Given problem: Copy every line of the material below word for word, changing nothing.

Given data:
___
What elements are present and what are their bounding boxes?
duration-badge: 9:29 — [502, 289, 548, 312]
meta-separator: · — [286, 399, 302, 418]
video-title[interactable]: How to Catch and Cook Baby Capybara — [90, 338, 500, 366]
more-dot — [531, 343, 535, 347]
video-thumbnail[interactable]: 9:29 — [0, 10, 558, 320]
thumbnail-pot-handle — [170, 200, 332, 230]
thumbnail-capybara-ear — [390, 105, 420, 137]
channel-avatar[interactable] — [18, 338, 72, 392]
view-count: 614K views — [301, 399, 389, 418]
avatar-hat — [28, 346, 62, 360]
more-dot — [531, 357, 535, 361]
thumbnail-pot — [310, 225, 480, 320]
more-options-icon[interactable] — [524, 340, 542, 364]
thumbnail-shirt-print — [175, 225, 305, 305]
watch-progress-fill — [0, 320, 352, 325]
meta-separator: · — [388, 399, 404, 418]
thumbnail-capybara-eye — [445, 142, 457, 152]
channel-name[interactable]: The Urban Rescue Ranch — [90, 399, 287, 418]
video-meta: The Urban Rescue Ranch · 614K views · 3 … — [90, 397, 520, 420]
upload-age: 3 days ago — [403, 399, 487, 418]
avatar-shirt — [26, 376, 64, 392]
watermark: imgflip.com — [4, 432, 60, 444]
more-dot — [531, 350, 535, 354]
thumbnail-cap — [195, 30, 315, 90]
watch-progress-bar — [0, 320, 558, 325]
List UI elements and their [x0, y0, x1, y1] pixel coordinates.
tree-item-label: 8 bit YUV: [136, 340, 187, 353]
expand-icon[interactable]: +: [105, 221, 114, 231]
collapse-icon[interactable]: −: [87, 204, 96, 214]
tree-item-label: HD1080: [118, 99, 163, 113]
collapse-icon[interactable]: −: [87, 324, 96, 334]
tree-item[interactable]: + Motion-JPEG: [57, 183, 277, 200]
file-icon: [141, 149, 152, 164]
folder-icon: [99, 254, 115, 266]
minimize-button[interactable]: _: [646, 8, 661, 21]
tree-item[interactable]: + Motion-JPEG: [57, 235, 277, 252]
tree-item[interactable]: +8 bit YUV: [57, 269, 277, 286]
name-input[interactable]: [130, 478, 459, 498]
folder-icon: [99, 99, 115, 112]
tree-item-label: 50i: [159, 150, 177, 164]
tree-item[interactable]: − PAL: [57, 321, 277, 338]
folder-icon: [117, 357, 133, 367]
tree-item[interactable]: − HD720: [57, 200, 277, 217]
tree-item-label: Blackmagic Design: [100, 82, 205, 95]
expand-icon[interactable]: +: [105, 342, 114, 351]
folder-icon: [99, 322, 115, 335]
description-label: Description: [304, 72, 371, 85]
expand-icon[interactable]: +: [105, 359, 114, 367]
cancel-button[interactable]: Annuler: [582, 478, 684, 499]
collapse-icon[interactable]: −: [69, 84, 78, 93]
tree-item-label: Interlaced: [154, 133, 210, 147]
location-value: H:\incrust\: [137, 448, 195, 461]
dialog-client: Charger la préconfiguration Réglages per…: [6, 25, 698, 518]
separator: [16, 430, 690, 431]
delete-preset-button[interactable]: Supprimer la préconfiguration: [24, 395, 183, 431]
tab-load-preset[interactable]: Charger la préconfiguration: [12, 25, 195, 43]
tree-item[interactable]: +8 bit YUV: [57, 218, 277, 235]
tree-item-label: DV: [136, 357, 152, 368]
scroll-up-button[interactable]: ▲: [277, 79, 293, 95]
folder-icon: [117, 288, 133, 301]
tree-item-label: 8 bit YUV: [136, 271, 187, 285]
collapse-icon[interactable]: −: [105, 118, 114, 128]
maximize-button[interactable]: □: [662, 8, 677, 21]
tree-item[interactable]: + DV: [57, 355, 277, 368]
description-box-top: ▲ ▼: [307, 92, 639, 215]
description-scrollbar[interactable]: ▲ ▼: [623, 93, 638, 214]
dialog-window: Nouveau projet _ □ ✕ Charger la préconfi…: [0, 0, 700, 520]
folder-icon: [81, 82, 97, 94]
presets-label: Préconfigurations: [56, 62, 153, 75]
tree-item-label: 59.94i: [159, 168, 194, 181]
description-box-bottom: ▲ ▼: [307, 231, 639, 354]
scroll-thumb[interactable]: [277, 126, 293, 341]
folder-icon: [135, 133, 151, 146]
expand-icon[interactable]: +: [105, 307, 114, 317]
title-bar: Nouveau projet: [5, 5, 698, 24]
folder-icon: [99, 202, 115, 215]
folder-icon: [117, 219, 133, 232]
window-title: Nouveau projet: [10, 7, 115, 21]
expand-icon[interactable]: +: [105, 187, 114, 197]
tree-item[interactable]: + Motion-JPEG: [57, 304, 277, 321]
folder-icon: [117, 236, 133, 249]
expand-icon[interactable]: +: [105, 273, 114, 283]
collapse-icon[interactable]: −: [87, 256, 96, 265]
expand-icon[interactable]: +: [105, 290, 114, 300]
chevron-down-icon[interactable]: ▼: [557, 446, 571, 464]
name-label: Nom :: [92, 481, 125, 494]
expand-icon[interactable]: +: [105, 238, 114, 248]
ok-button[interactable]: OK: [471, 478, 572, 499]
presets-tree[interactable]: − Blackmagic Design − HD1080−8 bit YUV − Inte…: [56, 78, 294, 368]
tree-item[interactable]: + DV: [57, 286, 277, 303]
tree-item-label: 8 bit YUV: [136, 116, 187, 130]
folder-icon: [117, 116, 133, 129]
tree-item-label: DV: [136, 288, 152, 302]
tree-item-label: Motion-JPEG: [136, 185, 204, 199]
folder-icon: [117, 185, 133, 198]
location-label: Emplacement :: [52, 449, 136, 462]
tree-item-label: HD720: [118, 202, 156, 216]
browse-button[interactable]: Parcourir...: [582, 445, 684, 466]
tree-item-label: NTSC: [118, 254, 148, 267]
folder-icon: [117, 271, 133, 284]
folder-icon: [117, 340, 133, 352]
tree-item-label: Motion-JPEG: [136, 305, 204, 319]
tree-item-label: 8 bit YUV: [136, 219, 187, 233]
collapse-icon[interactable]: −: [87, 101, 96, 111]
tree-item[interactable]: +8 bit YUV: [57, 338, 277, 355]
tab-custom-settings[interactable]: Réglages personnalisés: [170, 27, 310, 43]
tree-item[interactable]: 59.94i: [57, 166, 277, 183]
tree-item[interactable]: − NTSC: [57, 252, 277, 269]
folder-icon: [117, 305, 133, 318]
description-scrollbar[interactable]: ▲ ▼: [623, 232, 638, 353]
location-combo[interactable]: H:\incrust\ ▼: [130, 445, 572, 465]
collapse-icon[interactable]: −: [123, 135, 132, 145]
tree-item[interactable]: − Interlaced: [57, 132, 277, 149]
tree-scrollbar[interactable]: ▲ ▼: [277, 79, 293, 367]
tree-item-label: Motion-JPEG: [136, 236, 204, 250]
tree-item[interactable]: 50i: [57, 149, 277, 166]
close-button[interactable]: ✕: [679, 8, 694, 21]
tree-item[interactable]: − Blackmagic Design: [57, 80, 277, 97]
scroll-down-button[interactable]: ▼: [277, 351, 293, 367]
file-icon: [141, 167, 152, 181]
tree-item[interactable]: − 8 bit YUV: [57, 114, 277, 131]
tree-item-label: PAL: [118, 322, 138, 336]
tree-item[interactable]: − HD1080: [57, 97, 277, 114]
___
Full output:
What elements are present and what are their bounding boxes?
duration-badge: 9:29 — [502, 289, 548, 312]
meta-separator: · — [286, 399, 302, 418]
video-title[interactable]: How to Catch and Cook Baby Capybara — [90, 338, 500, 366]
more-dot — [531, 343, 535, 347]
video-thumbnail[interactable]: 9:29 — [0, 10, 558, 320]
thumbnail-pot-handle — [170, 200, 332, 230]
thumbnail-capybara-ear — [390, 105, 420, 137]
channel-avatar[interactable] — [18, 338, 72, 392]
view-count: 614K views — [301, 399, 389, 418]
avatar-hat — [28, 346, 62, 360]
more-dot — [531, 357, 535, 361]
thumbnail-pot — [310, 225, 480, 320]
more-options-icon[interactable] — [524, 340, 542, 364]
thumbnail-shirt-print — [175, 225, 305, 305]
watch-progress-fill — [0, 320, 352, 325]
meta-separator: · — [388, 399, 404, 418]
thumbnail-capybara-eye — [445, 142, 457, 152]
channel-name[interactable]: The Urban Rescue Ranch — [90, 399, 287, 418]
video-meta: The Urban Rescue Ranch · 614K views · 3 … — [90, 397, 520, 420]
upload-age: 3 days ago — [403, 399, 487, 418]
avatar-shirt — [26, 376, 64, 392]
watermark: imgflip.com — [4, 432, 60, 444]
more-dot — [531, 350, 535, 354]
thumbnail-cap — [195, 30, 315, 90]
watch-progress-bar — [0, 320, 558, 325]
List UI elements and their [x0, y0, x1, y1] pixel coordinates.
tree-item-label: 8 bit YUV: [136, 340, 187, 353]
expand-icon[interactable]: +: [105, 221, 114, 231]
collapse-icon[interactable]: −: [87, 204, 96, 214]
tree-item-label: HD1080: [118, 99, 163, 113]
collapse-icon[interactable]: −: [87, 324, 96, 334]
tree-item[interactable]: + Motion-JPEG: [57, 183, 277, 200]
file-icon: [141, 149, 152, 164]
folder-icon: [99, 254, 115, 266]
minimize-button[interactable]: _: [646, 8, 661, 21]
tree-item[interactable]: + Motion-JPEG: [57, 235, 277, 252]
tree-item[interactable]: +8 bit YUV: [57, 269, 277, 286]
name-input[interactable]: [130, 478, 459, 498]
folder-icon: [99, 99, 115, 112]
tree-item-label: 50i: [159, 150, 177, 164]
tree-item[interactable]: − PAL: [57, 321, 277, 338]
folder-icon: [117, 357, 133, 367]
tree-item[interactable]: − HD720: [57, 200, 277, 217]
tree-item-label: Blackmagic Design: [100, 82, 205, 95]
expand-icon[interactable]: +: [105, 342, 114, 351]
folder-icon: [99, 322, 115, 335]
description-label: Description: [304, 72, 371, 85]
expand-icon[interactable]: +: [105, 359, 114, 367]
cancel-button[interactable]: Annuler: [582, 478, 684, 499]
collapse-icon[interactable]: −: [69, 84, 78, 93]
tree-item-label: Interlaced: [154, 133, 210, 147]
location-value: H:\incrust\: [137, 448, 195, 461]
dialog-client: Charger la préconfiguration Réglages per…: [6, 25, 698, 518]
separator: [16, 430, 690, 431]
delete-preset-button[interactable]: Supprimer la préconfiguration: [24, 395, 183, 431]
tab-load-preset[interactable]: Charger la préconfiguration: [12, 25, 195, 43]
tree-item[interactable]: +8 bit YUV: [57, 218, 277, 235]
tree-item-label: DV: [136, 357, 152, 368]
scroll-up-button[interactable]: ▲: [277, 79, 293, 95]
folder-icon: [117, 288, 133, 301]
tree-item-label: 8 bit YUV: [136, 271, 187, 285]
collapse-icon[interactable]: −: [105, 118, 114, 128]
maximize-button[interactable]: □: [662, 8, 677, 21]
tree-item[interactable]: + DV: [57, 355, 277, 368]
description-box-top: ▲ ▼: [307, 92, 639, 215]
description-scrollbar[interactable]: ▲ ▼: [623, 93, 638, 214]
dialog-window: Nouveau projet _ □ ✕ Charger la préconfi…: [0, 0, 700, 520]
folder-icon: [81, 82, 97, 94]
presets-label: Préconfigurations: [56, 62, 153, 75]
tree-item-label: 59.94i: [159, 168, 194, 181]
description-box-bottom: ▲ ▼: [307, 231, 639, 354]
scroll-thumb[interactable]: [277, 126, 293, 341]
folder-icon: [135, 133, 151, 146]
expand-icon[interactable]: +: [105, 307, 114, 317]
title-bar: Nouveau projet: [5, 5, 698, 24]
folder-icon: [99, 202, 115, 215]
folder-icon: [117, 219, 133, 232]
window-title: Nouveau projet: [10, 7, 115, 21]
expand-icon[interactable]: +: [105, 187, 114, 197]
tree-item[interactable]: + Motion-JPEG: [57, 304, 277, 321]
folder-icon: [117, 236, 133, 249]
expand-icon[interactable]: +: [105, 273, 114, 283]
collapse-icon[interactable]: −: [87, 256, 96, 265]
expand-icon[interactable]: +: [105, 290, 114, 300]
chevron-down-icon[interactable]: ▼: [557, 446, 571, 464]
name-label: Nom :: [92, 481, 125, 494]
expand-icon[interactable]: +: [105, 238, 114, 248]
ok-button[interactable]: OK: [471, 478, 572, 499]
presets-tree[interactable]: − Blackmagic Design − HD1080−8 bit YUV − Inte…: [56, 78, 294, 368]
tree-item[interactable]: + DV: [57, 286, 277, 303]
tree-item-label: 8 bit YUV: [136, 116, 187, 130]
folder-icon: [117, 116, 133, 129]
tree-item-label: DV: [136, 288, 152, 302]
tree-item-label: Motion-JPEG: [136, 185, 204, 199]
folder-icon: [117, 185, 133, 198]
location-label: Emplacement :: [52, 449, 136, 462]
tree-item-label: HD720: [118, 202, 156, 216]
browse-button[interactable]: Parcourir...: [582, 445, 684, 466]
tree-item-label: NTSC: [118, 254, 148, 267]
folder-icon: [117, 271, 133, 284]
folder-icon: [117, 340, 133, 352]
tree-item-label: Motion-JPEG: [136, 305, 204, 319]
tree-item-label: 8 bit YUV: [136, 219, 187, 233]
collapse-icon[interactable]: −: [87, 101, 96, 111]
tree-item[interactable]: +8 bit YUV: [57, 338, 277, 355]
tab-custom-settings[interactable]: Réglages personnalisés: [170, 27, 310, 43]
tree-item[interactable]: 59.94i: [57, 166, 277, 183]
tree-item[interactable]: − NTSC: [57, 252, 277, 269]
folder-icon: [117, 305, 133, 318]
description-scrollbar[interactable]: ▲ ▼: [623, 232, 638, 353]
location-combo[interactable]: H:\incrust\ ▼: [130, 445, 572, 465]
collapse-icon[interactable]: −: [123, 135, 132, 145]
tree-item[interactable]: − Interlaced: [57, 132, 277, 149]
tree-scrollbar[interactable]: ▲ ▼: [277, 79, 293, 367]
tree-item-label: Motion-JPEG: [136, 236, 204, 250]
tree-item[interactable]: 50i: [57, 149, 277, 166]
close-button[interactable]: ✕: [679, 8, 694, 21]
tree-item[interactable]: − Blackmagic Design: [57, 80, 277, 97]
scroll-down-button[interactable]: ▼: [277, 351, 293, 367]
file-icon: [141, 167, 152, 181]
tree-item[interactable]: − 8 bit YUV: [57, 114, 277, 131]
tree-item-label: PAL: [118, 322, 138, 336]
tree-item[interactable]: − HD1080: [57, 97, 277, 114]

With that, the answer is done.